= RECORDS SUPPLIED =

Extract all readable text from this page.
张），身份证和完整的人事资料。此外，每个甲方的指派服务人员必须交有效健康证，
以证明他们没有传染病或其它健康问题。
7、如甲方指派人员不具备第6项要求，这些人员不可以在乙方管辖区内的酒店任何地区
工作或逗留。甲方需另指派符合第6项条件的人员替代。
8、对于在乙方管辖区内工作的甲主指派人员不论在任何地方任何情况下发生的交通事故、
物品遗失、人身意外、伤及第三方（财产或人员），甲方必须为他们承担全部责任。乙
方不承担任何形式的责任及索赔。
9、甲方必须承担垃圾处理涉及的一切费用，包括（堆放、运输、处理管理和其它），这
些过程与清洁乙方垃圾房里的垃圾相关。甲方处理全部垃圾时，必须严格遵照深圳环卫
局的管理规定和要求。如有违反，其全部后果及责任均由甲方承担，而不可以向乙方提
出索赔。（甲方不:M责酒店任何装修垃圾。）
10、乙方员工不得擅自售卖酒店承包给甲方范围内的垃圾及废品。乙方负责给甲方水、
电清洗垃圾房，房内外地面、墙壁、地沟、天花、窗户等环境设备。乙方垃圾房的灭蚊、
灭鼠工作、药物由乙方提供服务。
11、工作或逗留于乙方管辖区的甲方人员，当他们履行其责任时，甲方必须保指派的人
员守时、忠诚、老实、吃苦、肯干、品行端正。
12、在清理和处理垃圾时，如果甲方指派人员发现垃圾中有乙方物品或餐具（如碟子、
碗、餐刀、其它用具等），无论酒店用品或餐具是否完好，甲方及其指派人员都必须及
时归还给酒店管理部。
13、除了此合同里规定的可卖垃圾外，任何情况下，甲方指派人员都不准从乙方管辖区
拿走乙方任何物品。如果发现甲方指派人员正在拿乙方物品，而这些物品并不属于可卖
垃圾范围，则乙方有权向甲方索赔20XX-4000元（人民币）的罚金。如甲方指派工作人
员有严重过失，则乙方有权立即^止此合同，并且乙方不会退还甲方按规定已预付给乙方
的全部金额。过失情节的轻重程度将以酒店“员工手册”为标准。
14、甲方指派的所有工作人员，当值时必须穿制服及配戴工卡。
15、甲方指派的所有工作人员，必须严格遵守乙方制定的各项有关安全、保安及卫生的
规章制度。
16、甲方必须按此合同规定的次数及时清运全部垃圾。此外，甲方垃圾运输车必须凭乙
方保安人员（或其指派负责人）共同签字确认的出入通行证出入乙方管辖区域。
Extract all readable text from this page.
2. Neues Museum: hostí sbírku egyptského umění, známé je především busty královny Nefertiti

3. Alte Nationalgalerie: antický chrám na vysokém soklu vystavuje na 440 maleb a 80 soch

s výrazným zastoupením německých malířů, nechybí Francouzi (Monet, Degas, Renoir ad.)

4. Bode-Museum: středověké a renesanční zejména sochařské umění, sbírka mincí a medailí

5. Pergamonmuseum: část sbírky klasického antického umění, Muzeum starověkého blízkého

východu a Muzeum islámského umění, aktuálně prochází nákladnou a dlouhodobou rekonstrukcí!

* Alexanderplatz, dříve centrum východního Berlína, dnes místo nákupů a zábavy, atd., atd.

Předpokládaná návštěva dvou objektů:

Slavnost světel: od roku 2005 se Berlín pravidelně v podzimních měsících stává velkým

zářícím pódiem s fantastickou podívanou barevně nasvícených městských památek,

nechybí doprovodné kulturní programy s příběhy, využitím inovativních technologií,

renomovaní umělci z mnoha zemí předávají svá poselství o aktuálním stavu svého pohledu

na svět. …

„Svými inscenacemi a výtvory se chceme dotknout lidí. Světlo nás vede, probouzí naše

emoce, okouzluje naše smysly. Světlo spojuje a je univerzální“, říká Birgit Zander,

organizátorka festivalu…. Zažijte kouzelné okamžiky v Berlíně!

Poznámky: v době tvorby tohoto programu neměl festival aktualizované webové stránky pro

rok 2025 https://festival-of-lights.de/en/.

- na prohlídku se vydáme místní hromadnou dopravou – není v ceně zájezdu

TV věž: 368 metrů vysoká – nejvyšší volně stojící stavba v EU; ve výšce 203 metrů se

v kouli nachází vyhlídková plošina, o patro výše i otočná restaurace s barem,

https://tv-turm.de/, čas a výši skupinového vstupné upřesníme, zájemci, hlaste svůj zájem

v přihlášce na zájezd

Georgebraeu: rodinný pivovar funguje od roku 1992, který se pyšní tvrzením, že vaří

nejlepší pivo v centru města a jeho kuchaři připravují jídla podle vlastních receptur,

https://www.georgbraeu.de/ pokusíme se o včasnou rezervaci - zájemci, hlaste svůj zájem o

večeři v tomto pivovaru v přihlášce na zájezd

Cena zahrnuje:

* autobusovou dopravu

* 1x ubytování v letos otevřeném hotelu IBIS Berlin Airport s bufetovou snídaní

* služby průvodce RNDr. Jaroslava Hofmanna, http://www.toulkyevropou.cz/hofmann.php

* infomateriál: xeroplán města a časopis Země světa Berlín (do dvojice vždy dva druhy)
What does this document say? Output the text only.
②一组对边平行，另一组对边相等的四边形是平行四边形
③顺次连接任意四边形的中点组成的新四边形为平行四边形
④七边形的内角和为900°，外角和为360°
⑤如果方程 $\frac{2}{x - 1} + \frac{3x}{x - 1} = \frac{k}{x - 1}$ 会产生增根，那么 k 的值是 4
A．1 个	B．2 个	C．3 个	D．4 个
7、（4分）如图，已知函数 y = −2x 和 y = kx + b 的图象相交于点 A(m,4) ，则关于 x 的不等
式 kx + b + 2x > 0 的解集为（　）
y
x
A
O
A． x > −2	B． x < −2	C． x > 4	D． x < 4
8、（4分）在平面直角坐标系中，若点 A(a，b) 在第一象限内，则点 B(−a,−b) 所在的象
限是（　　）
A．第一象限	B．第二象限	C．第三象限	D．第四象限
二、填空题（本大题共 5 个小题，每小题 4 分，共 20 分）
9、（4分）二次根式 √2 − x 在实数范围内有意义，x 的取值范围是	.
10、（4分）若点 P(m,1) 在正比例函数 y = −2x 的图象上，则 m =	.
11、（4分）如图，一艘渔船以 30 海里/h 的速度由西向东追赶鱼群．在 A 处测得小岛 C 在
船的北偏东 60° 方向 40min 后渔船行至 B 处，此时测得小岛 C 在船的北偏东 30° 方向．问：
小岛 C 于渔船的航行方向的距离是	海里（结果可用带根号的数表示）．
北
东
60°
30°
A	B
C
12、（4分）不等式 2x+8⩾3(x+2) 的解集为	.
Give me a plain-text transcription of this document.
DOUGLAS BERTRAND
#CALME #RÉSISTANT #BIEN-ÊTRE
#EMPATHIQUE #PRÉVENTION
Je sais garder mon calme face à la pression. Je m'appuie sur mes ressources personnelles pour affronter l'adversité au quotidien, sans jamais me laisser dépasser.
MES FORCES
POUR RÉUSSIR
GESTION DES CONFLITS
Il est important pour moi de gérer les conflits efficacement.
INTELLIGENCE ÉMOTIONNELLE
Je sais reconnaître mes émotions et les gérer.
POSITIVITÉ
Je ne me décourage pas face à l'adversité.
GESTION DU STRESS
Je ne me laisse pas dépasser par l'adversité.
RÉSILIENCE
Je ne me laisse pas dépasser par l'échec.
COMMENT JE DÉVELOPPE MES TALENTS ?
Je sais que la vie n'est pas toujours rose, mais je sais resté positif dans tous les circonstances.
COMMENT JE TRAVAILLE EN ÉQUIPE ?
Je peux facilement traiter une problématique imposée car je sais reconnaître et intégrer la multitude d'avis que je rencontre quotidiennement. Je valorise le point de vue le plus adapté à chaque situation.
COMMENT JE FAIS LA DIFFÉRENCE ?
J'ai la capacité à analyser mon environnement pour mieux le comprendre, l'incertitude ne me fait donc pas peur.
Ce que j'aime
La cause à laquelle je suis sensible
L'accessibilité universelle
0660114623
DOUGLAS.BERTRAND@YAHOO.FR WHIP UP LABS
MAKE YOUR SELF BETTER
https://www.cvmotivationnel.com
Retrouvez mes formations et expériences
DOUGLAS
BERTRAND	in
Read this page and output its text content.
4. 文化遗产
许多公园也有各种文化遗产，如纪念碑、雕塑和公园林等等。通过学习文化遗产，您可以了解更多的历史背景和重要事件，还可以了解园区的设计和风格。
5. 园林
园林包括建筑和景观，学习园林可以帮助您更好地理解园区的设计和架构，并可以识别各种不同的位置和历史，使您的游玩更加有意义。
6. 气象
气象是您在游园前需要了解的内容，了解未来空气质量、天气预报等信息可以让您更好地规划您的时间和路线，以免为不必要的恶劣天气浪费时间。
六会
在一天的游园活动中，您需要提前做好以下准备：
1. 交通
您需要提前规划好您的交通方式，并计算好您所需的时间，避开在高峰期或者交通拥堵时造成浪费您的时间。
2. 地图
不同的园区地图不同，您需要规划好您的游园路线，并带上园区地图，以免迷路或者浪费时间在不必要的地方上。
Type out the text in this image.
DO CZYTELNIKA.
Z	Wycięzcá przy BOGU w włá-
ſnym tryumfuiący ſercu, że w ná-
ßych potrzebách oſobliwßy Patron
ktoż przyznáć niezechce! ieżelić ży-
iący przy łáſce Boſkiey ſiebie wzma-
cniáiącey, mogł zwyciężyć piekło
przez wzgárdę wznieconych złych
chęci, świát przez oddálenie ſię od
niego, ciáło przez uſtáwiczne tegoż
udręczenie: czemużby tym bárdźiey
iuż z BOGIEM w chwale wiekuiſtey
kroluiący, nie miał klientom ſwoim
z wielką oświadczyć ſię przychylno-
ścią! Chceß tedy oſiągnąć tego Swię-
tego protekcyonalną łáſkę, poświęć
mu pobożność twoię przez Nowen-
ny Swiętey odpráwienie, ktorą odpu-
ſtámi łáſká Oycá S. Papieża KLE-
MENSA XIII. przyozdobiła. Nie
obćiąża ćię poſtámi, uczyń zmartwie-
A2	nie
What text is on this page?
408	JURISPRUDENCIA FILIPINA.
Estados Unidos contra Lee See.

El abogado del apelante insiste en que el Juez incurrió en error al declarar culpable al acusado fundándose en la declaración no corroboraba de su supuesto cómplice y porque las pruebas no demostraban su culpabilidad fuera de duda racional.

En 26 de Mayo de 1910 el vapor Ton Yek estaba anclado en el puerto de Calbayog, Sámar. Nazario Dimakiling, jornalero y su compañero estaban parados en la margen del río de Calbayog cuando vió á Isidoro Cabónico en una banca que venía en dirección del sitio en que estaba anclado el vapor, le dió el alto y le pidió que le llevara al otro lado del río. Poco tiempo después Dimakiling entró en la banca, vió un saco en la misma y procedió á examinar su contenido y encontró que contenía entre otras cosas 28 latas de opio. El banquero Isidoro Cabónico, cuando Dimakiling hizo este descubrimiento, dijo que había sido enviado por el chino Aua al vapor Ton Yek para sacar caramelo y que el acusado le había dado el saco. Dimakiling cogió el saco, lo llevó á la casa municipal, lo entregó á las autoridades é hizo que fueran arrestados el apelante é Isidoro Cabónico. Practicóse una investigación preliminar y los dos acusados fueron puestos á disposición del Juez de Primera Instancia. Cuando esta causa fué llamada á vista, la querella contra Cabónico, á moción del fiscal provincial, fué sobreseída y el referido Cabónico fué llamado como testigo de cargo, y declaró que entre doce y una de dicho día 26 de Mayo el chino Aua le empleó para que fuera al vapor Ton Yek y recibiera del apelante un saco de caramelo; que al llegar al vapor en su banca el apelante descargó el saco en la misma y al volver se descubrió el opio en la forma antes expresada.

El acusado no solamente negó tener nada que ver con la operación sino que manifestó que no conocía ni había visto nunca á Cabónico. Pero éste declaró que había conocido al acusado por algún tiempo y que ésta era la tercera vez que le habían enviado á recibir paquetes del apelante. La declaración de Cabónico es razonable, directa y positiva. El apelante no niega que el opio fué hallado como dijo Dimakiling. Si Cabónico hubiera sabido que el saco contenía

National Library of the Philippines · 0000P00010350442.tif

= GIVEN TASK =
Look through the entries above; copy every line holding the string "gérer".

= TASK ANSWER =
Il est important pour moi de gérer les conflits efficacement.
Je sais reconnaître mes émotions et les gérer.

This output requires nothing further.